Reproduce all of the material word for word.

::::

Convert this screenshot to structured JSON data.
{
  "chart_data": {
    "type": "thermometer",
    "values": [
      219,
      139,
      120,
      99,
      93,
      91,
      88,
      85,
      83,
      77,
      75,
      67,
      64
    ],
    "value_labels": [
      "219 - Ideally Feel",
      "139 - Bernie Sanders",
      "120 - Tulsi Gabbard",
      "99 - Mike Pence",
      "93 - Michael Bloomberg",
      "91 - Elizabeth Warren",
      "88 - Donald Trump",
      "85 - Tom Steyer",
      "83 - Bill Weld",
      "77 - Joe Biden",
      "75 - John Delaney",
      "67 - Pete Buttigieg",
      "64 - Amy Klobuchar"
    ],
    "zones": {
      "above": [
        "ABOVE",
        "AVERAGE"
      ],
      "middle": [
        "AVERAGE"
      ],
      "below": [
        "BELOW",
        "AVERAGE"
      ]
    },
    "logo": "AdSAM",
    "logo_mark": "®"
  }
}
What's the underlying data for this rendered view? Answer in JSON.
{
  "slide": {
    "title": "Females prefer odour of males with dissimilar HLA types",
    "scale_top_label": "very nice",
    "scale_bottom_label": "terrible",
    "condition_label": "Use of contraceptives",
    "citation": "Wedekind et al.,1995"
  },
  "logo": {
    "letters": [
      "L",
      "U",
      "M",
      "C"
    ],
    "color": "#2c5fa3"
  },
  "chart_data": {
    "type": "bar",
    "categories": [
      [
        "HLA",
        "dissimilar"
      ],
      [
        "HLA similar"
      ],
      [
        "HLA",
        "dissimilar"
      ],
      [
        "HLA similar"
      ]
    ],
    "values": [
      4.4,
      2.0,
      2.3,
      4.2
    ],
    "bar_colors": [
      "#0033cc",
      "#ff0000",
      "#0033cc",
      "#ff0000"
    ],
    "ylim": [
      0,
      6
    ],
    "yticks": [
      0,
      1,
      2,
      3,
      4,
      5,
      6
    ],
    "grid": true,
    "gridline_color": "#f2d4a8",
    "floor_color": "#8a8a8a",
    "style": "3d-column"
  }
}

::::

→ **FINAL RESULT**
Convert this screenshot to structured JSON data.
{
  "chart_data": {
    "type": "thermometer",
    "values": [
      219,
      139,
      120,
      99,
      93,
      91,
      88,
      85,
      83,
      77,
      75,
      67,
      64
    ],
    "value_labels": [
      "219 - Ideally Feel",
      "139 - Bernie Sanders",
      "120 - Tulsi Gabbard",
      "99 - Mike Pence",
      "93 - Michael Bloomberg",
      "91 - Elizabeth Warren",
      "88 - Donald Trump",
      "85 - Tom Steyer",
      "83 - Bill Weld",
      "77 - Joe Biden",
      "75 - John Delaney",
      "67 - Pete Buttigieg",
      "64 - Amy Klobuchar"
    ],
    "zones": {
      "above": [
        "ABOVE",
        "AVERAGE"
      ],
      "middle": [
        "AVERAGE"
      ],
      "below": [
        "BELOW",
        "AVERAGE"
      ]
    },
    "logo": "AdSAM",
    "logo_mark": "®"
  }
}
What's the underlying data for this rendered view? Answer in JSON.
{
  "slide": {
    "title": "Females prefer odour of males with dissimilar HLA types",
    "scale_top_label": "very nice",
    "scale_bottom_label": "terrible",
    "condition_label": "Use of contraceptives",
    "citation": "Wedekind et al.,1995"
  },
  "logo": {
    "letters": [
      "L",
      "U",
      "M",
      "C"
    ],
    "color": "#2c5fa3"
  },
  "chart_data": {
    "type": "bar",
    "categories": [
      [
        "HLA",
        "dissimilar"
      ],
      [
        "HLA similar"
      ],
      [
        "HLA",
        "dissimilar"
      ],
      [
        "HLA similar"
      ]
    ],
    "values": [
      4.4,
      2.0,
      2.3,
      4.2
    ],
    "bar_colors": [
      "#0033cc",
      "#ff0000",
      "#0033cc",
      "#ff0000"
    ],
    "ylim": [
      0,
      6
    ],
    "yticks": [
      0,
      1,
      2,
      3,
      4,
      5,
      6
    ],
    "grid": true,
    "gridline_color": "#f2d4a8",
    "floor_color": "#8a8a8a",
    "style": "3d-column"
  }
}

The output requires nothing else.